Given request:
Wherever a line below holds the word "instituição", copy that line.

╭──

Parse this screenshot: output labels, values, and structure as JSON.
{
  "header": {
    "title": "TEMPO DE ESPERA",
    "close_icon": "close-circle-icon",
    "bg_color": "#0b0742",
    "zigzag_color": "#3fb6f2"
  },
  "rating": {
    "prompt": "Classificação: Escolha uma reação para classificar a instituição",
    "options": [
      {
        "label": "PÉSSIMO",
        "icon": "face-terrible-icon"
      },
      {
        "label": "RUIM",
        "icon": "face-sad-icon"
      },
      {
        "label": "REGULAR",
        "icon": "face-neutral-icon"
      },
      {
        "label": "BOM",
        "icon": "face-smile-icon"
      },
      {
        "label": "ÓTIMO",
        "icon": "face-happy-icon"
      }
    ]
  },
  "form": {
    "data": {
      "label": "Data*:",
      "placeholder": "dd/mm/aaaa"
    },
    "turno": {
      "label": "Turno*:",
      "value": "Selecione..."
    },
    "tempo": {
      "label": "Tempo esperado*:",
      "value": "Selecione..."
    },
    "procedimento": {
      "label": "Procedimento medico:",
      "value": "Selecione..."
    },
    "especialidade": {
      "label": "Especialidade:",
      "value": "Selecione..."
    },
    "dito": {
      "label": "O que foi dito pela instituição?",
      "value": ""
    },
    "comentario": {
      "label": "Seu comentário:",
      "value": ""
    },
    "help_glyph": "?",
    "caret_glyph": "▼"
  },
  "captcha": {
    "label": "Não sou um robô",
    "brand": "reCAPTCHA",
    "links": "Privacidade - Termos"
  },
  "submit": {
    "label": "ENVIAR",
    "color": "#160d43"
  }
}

╰──

Problem solution:
    "prompt": "Classificação: Escolha uma reação para classificar a instituição",
      "label": "O que foi dito pela instituição?",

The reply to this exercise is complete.